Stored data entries
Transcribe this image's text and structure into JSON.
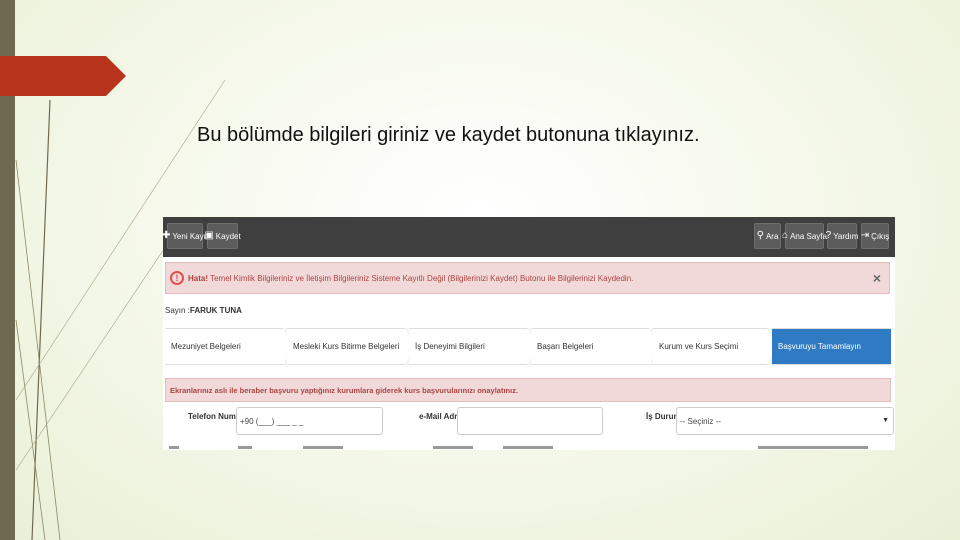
{
  "slide": {
    "instruction": "Bu bölümde bilgileri giriniz ve kaydet butonuna tıklayınız.",
    "accent_color": "#b8341c",
    "sidebar_color": "#6f6a4f"
  },
  "toolbar": {
    "new_record": "Yeni Kayıt",
    "save": "Kaydet",
    "search": "Ara",
    "home": "Ana Sayfa",
    "help": "Yardım",
    "logout": "Çıkış"
  },
  "alert": {
    "prefix": "Hata!",
    "message": "Temel Kimlik Bilgileriniz ve İletişim Bilgileriniz Sisteme Kayıtlı Değil (Bilgilerinizi Kaydet) Butonu ile Bilgilerinizi Kaydedin."
  },
  "user": {
    "label": "Sayın :",
    "name": "FARUK TUNA"
  },
  "steps": [
    {
      "label": "Mezuniyet Belgeleri"
    },
    {
      "label": "Mesleki Kurs Bitirme Belgeleri"
    },
    {
      "label": "İş Deneyimi Bilgileri"
    },
    {
      "label": "Başarı Belgeleri"
    },
    {
      "label": "Kurum ve Kurs Seçimi"
    },
    {
      "label": "Başvuruyu Tamamlayın"
    }
  ],
  "notice": "Ekranlarınız aslı ile beraber başvuru yaptığınız kurumlara giderek kurs başvurularınızı onaylatınız.",
  "form": {
    "phone_label": "Telefon Numarası",
    "phone_value": "+90 (___) ___ _ _",
    "email_label": "e-Mail Adresi",
    "email_value": "",
    "job_label": "İş Durumu",
    "job_value": "-- Seçiniz --"
  }
}
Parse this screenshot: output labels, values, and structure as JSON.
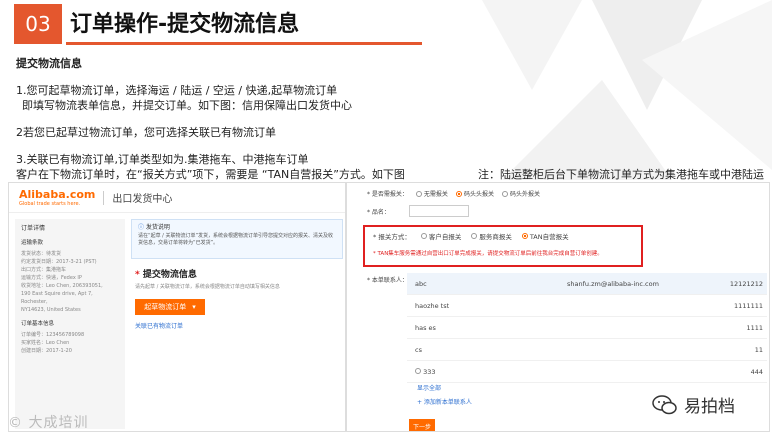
{
  "slide": {
    "number": "03",
    "title": "订单操作-提交物流信息",
    "subtitle": "提交物流信息",
    "line1a": "1.您可起草物流订单，选择海运 / 陆运 / 空运 / 快递,起草物流订单",
    "line1b": "即填写物流表单信息，并提交订单。如下图：信用保障出口发货中心",
    "line2": "2若您已起草过物流订单，您可选择关联已有物流订单",
    "line3a": "3.关联已有物流订单,订单类型如为.集港拖车、中港拖车订单",
    "line3b": "客户在下物流订单时，在“报关方式”项下，需要是 “TAN自营报关”方式。如下图",
    "note": "注：陆运整柜后台下单物流订单方式为集港拖车或中港陆运"
  },
  "left_shot": {
    "logo": "Alibaba.com",
    "logo_sub": "Global trade starts here.",
    "header": "出口发货中心",
    "sidebar": {
      "title": "订单详情",
      "sec1": "运输条款",
      "items1": [
        "发货状态：待发货",
        "约定发货日期：2017-3-21 (PST)",
        "出口方式：集港拖车",
        "运输方式：快递，Fedex IP",
        "收货地址：Leo Chen, 206393051,",
        "190 East Squire drive, Apt 7, Rochester,",
        "NY14623, United States"
      ],
      "sec2": "订单基本信息",
      "items2": [
        "订单编号：123456789098",
        "买家姓名：Leo Chen",
        "创建日期：2017-1-20"
      ]
    },
    "notice_title": "发货说明",
    "notice_body": "请在“起草 / 关联物流订单”发货，系统会根据物流订单引导您提交对应的报关、清关及收货信息，交易订单将转为“已发货”。",
    "submit_title": "提交物流信息",
    "submit_desc": "请先起草 / 关联物流订单，系统会根据物流订单自动填写相关信息",
    "draft_button": "起草物流订单",
    "link_assoc": "关联已有物流订单"
  },
  "right_shot": {
    "row1_label": "* 是否需报关：",
    "row1_options": [
      "无需报关",
      "码头头报关",
      "码头外报关"
    ],
    "name_label": "* 品名：",
    "customs_label": "* 报关方式：",
    "customs_options": [
      "客户自报关",
      "服务商报关",
      "TAN自营报关"
    ],
    "warning": "* TAN集车服务需通过自营出口订单完成报关，请提交物流订单后前往我台完成自营订单创建。",
    "contact_label": "* 本单联系人：",
    "contacts": [
      {
        "name": "abc",
        "email": "shanfu.zm@alibaba-inc.com",
        "phone": "12121212"
      },
      {
        "name": "haozhe tst",
        "email": "",
        "phone": "1111111"
      },
      {
        "name": "has es",
        "email": "",
        "phone": "1111"
      },
      {
        "name": "cs",
        "email": "",
        "phone": "11"
      },
      {
        "name": "333",
        "email": "",
        "phone": "444"
      }
    ],
    "show_all": "显示全部",
    "add_contact": "+ 添加新本单联系人",
    "next_button": "下一步"
  },
  "watermark": "大成培训",
  "brand": "易拍档"
}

:: GOAL ::
Using the data above, write out every line exactly, leaving the images behind.

:: ANSWER FOR THE TASK ::
Transcribe this image's text and structure into JSON.
{
  "slide": {
    "instruction": "Bu bölümde bilgileri giriniz ve kaydet butonuna tıklayınız.",
    "accent_color": "#b8341c",
    "sidebar_color": "#6f6a4f"
  },
  "toolbar": {
    "new_record": "Yeni Kayıt",
    "save": "Kaydet",
    "search": "Ara",
    "home": "Ana Sayfa",
    "help": "Yardım",
    "logout": "Çıkış"
  },
  "alert": {
    "prefix": "Hata!",
    "message": "Temel Kimlik Bilgileriniz ve İletişim Bilgileriniz Sisteme Kayıtlı Değil (Bilgilerinizi Kaydet) Butonu ile Bilgilerinizi Kaydedin."
  },
  "user": {
    "label": "Sayın :",
    "name": "FARUK TUNA"
  },
  "steps": [
    {
      "label": "Mezuniyet Belgeleri"
    },
    {
      "label": "Mesleki Kurs Bitirme Belgeleri"
    },
    {
      "label": "İş Deneyimi Bilgileri"
    },
    {
      "label": "Başarı Belgeleri"
    },
    {
      "label": "Kurum ve Kurs Seçimi"
    },
    {
      "label": "Başvuruyu Tamamlayın"
    }
  ],
  "notice": "Ekranlarınız aslı ile beraber başvuru yaptığınız kurumlara giderek kurs başvurularınızı onaylatınız.",
  "form": {
    "phone_label": "Telefon Numarası",
    "phone_value": "+90 (___) ___ _ _",
    "email_label": "e-Mail Adresi",
    "email_value": "",
    "job_label": "İş Durumu",
    "job_value": "-- Seçiniz --"
  }
}
Parse this screenshot: output labels, values, and structure as JSON.
{
  "slide": {
    "number": "03",
    "title": "订单操作-提交物流信息",
    "subtitle": "提交物流信息",
    "line1a": "1.您可起草物流订单，选择海运 / 陆运 / 空运 / 快递,起草物流订单",
    "line1b": "即填写物流表单信息，并提交订单。如下图：信用保障出口发货中心",
    "line2": "2若您已起草过物流订单，您可选择关联已有物流订单",
    "line3a": "3.关联已有物流订单,订单类型如为.集港拖车、中港拖车订单",
    "line3b": "客户在下物流订单时，在“报关方式”项下，需要是 “TAN自营报关”方式。如下图",
    "note": "注：陆运整柜后台下单物流订单方式为集港拖车或中港陆运"
  },
  "left_shot": {
    "logo": "Alibaba.com",
    "logo_sub": "Global trade starts here.",
    "header": "出口发货中心",
    "sidebar": {
      "title": "订单详情",
      "sec1": "运输条款",
      "items1": [
        "发货状态：待发货",
        "约定发货日期：2017-3-21 (PST)",
        "出口方式：集港拖车",
        "运输方式：快递，Fedex IP",
        "收货地址：Leo Chen, 206393051,",
        "190 East Squire drive, Apt 7, Rochester,",
        "NY14623, United States"
      ],
      "sec2": "订单基本信息",
      "items2": [
        "订单编号：123456789098",
        "买家姓名：Leo Chen",
        "创建日期：2017-1-20"
      ]
    },
    "notice_title": "发货说明",
    "notice_body": "请在“起草 / 关联物流订单”发货，系统会根据物流订单引导您提交对应的报关、清关及收货信息，交易订单将转为“已发货”。",
    "submit_title": "提交物流信息",
    "submit_desc": "请先起草 / 关联物流订单，系统会根据物流订单自动填写相关信息",
    "draft_button": "起草物流订单",
    "link_assoc": "关联已有物流订单"
  },
  "right_shot": {
    "row1_label": "* 是否需报关：",
    "row1_options": [
      "无需报关",
      "码头头报关",
      "码头外报关"
    ],
    "name_label": "* 品名：",
    "customs_label": "* 报关方式：",
    "customs_options": [
      "客户自报关",
      "服务商报关",
      "TAN自营报关"
    ],
    "warning": "* TAN集车服务需通过自营出口订单完成报关，请提交物流订单后前往我台完成自营订单创建。",
    "contact_label": "* 本单联系人：",
    "contacts": [
      {
        "name": "abc",
        "email": "shanfu.zm@alibaba-inc.com",
        "phone": "12121212"
      },
      {
        "name": "haozhe tst",
        "email": "",
        "phone": "1111111"
      },
      {
        "name": "has es",
        "email": "",
        "phone": "1111"
      },
      {
        "name": "cs",
        "email": "",
        "phone": "11"
      },
      {
        "name": "333",
        "email": "",
        "phone": "444"
      }
    ],
    "show_all": "显示全部",
    "add_contact": "+ 添加新本单联系人",
    "next_button": "下一步"
  },
  "watermark": "大成培训",
  "brand": "易拍档"
}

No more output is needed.